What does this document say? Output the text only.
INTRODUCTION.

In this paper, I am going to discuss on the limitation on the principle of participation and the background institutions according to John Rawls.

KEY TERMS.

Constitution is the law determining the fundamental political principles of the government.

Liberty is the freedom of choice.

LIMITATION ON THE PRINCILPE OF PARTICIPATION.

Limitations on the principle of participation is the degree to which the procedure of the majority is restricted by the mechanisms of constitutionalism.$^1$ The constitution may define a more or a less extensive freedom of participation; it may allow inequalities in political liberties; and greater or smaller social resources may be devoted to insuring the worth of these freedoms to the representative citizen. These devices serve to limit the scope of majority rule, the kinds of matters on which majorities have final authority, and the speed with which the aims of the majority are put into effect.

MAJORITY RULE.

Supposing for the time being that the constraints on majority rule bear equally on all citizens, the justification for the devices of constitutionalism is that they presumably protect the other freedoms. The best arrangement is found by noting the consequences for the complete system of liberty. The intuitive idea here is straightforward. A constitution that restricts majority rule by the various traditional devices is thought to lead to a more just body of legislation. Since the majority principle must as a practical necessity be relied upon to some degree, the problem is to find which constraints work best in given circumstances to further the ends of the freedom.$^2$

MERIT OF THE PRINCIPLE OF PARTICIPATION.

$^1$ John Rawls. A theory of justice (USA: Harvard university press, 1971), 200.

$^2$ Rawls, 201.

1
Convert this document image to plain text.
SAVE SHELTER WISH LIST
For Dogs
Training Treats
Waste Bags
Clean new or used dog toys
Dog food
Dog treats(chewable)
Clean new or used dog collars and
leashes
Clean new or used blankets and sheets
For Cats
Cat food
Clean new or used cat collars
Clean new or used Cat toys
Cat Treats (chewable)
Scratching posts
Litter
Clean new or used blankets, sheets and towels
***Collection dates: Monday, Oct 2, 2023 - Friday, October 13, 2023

============================================================

[Problem requirements]
Please retype, exactly as written, every line from the line containing "Convert this document image to plain text." through the last line of the records above, including both of those lines, and nothing else.

[Task result]
Convert this document image to plain text.
SAVE SHELTER WISH LIST
For Dogs
Training Treats
Waste Bags
Clean new or used dog toys
Dog food
Dog treats(chewable)
Clean new or used dog collars and
leashes
Clean new or used blankets and sheets
For Cats
Cat food
Clean new or used cat collars
Clean new or used Cat toys
Cat Treats (chewable)
Scratching posts
Litter
Clean new or used blankets, sheets and towels
***Collection dates: Monday, Oct 2, 2023 - Friday, October 13, 2023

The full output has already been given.